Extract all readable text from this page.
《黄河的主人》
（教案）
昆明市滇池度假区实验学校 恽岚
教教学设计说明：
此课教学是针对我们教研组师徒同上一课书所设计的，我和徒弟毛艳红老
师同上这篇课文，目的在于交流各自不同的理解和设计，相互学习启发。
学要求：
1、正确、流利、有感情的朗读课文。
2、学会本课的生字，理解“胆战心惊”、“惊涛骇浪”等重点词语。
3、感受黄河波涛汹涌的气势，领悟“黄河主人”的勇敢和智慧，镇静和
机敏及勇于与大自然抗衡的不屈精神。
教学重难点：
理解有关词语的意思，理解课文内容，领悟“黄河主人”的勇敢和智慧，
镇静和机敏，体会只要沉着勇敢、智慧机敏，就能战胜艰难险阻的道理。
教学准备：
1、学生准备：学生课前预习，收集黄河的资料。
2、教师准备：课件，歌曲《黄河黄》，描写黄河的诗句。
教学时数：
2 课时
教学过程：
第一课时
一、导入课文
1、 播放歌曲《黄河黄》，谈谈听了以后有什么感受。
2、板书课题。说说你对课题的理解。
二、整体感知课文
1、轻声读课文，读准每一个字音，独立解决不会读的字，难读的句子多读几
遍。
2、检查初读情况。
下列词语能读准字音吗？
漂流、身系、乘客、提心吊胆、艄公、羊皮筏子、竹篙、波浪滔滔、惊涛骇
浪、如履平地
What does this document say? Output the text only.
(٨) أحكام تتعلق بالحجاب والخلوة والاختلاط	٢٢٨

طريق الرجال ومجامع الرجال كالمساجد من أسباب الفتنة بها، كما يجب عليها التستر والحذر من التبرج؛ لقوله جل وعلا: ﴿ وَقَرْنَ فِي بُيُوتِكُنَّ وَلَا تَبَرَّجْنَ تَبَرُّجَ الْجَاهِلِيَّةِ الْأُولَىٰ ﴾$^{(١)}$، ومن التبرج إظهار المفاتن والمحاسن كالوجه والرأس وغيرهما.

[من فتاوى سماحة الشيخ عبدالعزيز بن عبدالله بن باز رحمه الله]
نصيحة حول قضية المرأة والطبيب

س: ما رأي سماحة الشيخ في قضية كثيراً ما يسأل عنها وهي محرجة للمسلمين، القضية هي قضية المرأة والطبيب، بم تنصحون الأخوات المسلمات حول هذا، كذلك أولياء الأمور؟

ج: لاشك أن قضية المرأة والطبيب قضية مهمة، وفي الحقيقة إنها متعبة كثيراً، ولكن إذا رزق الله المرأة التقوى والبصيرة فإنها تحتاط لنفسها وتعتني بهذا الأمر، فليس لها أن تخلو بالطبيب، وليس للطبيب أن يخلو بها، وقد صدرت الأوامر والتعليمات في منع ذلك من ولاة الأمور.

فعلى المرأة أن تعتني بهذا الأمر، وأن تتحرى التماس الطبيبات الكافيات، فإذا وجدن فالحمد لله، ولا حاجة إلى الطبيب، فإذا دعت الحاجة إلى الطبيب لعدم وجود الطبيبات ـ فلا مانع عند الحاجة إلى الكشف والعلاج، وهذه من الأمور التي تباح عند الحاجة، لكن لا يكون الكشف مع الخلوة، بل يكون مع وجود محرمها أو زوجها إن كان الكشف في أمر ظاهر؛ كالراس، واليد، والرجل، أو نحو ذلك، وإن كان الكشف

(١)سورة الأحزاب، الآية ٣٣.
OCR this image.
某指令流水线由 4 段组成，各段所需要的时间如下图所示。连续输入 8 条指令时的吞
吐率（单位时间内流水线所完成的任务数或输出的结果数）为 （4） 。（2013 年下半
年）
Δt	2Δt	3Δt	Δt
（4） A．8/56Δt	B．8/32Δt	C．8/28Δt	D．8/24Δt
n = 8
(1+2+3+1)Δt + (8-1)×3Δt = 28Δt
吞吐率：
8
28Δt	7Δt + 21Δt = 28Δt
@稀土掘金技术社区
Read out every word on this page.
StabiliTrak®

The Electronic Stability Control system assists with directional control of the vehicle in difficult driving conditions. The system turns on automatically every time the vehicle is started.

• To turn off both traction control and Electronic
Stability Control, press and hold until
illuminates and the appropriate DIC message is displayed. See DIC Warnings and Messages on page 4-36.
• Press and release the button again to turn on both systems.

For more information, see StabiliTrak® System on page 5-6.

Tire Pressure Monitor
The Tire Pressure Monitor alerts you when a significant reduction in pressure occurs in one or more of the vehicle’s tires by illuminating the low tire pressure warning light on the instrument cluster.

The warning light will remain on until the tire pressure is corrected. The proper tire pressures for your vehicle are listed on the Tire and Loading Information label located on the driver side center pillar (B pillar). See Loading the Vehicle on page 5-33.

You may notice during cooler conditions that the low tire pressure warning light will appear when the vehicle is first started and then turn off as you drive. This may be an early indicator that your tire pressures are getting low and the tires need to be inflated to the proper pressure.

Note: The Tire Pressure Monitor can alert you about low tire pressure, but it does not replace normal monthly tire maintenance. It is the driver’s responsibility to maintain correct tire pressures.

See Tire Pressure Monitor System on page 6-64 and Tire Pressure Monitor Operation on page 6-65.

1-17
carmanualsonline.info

Exercise task: Give all of the entries again, word for word.

Solution for this problem:
Extract all readable text from this page.
《黄河的主人》
（教案）
昆明市滇池度假区实验学校 恽岚
教教学设计说明：
此课教学是针对我们教研组师徒同上一课书所设计的，我和徒弟毛艳红老
师同上这篇课文，目的在于交流各自不同的理解和设计，相互学习启发。
学要求：
1、正确、流利、有感情的朗读课文。
2、学会本课的生字，理解“胆战心惊”、“惊涛骇浪”等重点词语。
3、感受黄河波涛汹涌的气势，领悟“黄河主人”的勇敢和智慧，镇静和
机敏及勇于与大自然抗衡的不屈精神。
教学重难点：
理解有关词语的意思，理解课文内容，领悟“黄河主人”的勇敢和智慧，
镇静和机敏，体会只要沉着勇敢、智慧机敏，就能战胜艰难险阻的道理。
教学准备：
1、学生准备：学生课前预习，收集黄河的资料。
2、教师准备：课件，歌曲《黄河黄》，描写黄河的诗句。
教学时数：
2 课时
教学过程：
第一课时
一、导入课文
1、 播放歌曲《黄河黄》，谈谈听了以后有什么感受。
2、板书课题。说说你对课题的理解。
二、整体感知课文
1、轻声读课文，读准每一个字音，独立解决不会读的字，难读的句子多读几
遍。
2、检查初读情况。
下列词语能读准字音吗？
漂流、身系、乘客、提心吊胆、艄公、羊皮筏子、竹篙、波浪滔滔、惊涛骇
浪、如履平地
What does this document say? Output the text only.
(٨) أحكام تتعلق بالحجاب والخلوة والاختلاط	٢٢٨

طريق الرجال ومجامع الرجال كالمساجد من أسباب الفتنة بها، كما يجب عليها التستر والحذر من التبرج؛ لقوله جل وعلا: ﴿ وَقَرْنَ فِي بُيُوتِكُنَّ وَلَا تَبَرَّجْنَ تَبَرُّجَ الْجَاهِلِيَّةِ الْأُولَىٰ ﴾$^{(١)}$، ومن التبرج إظهار المفاتن والمحاسن كالوجه والرأس وغيرهما.

[من فتاوى سماحة الشيخ عبدالعزيز بن عبدالله بن باز رحمه الله]
نصيحة حول قضية المرأة والطبيب

س: ما رأي سماحة الشيخ في قضية كثيراً ما يسأل عنها وهي محرجة للمسلمين، القضية هي قضية المرأة والطبيب، بم تنصحون الأخوات المسلمات حول هذا، كذلك أولياء الأمور؟

ج: لاشك أن قضية المرأة والطبيب قضية مهمة، وفي الحقيقة إنها متعبة كثيراً، ولكن إذا رزق الله المرأة التقوى والبصيرة فإنها تحتاط لنفسها وتعتني بهذا الأمر، فليس لها أن تخلو بالطبيب، وليس للطبيب أن يخلو بها، وقد صدرت الأوامر والتعليمات في منع ذلك من ولاة الأمور.

فعلى المرأة أن تعتني بهذا الأمر، وأن تتحرى التماس الطبيبات الكافيات، فإذا وجدن فالحمد لله، ولا حاجة إلى الطبيب، فإذا دعت الحاجة إلى الطبيب لعدم وجود الطبيبات ـ فلا مانع عند الحاجة إلى الكشف والعلاج، وهذه من الأمور التي تباح عند الحاجة، لكن لا يكون الكشف مع الخلوة، بل يكون مع وجود محرمها أو زوجها إن كان الكشف في أمر ظاهر؛ كالراس، واليد، والرجل، أو نحو ذلك، وإن كان الكشف

(١)سورة الأحزاب، الآية ٣٣.
OCR this image.
某指令流水线由 4 段组成，各段所需要的时间如下图所示。连续输入 8 条指令时的吞
吐率（单位时间内流水线所完成的任务数或输出的结果数）为 （4） 。（2013 年下半
年）
Δt	2Δt	3Δt	Δt
（4） A．8/56Δt	B．8/32Δt	C．8/28Δt	D．8/24Δt
n = 8
(1+2+3+1)Δt + (8-1)×3Δt = 28Δt
吞吐率：
8
28Δt	7Δt + 21Δt = 28Δt
@稀土掘金技术社区
Read out every word on this page.
StabiliTrak®

The Electronic Stability Control system assists with directional control of the vehicle in difficult driving conditions. The system turns on automatically every time the vehicle is started.

• To turn off both traction control and Electronic
Stability Control, press and hold until
illuminates and the appropriate DIC message is displayed. See DIC Warnings and Messages on page 4-36.
• Press and release the button again to turn on both systems.

For more information, see StabiliTrak® System on page 5-6.

Tire Pressure Monitor
The Tire Pressure Monitor alerts you when a significant reduction in pressure occurs in one or more of the vehicle’s tires by illuminating the low tire pressure warning light on the instrument cluster.

The warning light will remain on until the tire pressure is corrected. The proper tire pressures for your vehicle are listed on the Tire and Loading Information label located on the driver side center pillar (B pillar). See Loading the Vehicle on page 5-33.

You may notice during cooler conditions that the low tire pressure warning light will appear when the vehicle is first started and then turn off as you drive. This may be an early indicator that your tire pressures are getting low and the tires need to be inflated to the proper pressure.

Note: The Tire Pressure Monitor can alert you about low tire pressure, but it does not replace normal monthly tire maintenance. It is the driver’s responsibility to maintain correct tire pressures.

See Tire Pressure Monitor System on page 6-64 and Tire Pressure Monitor Operation on page 6-65.

1-17
carmanualsonline.info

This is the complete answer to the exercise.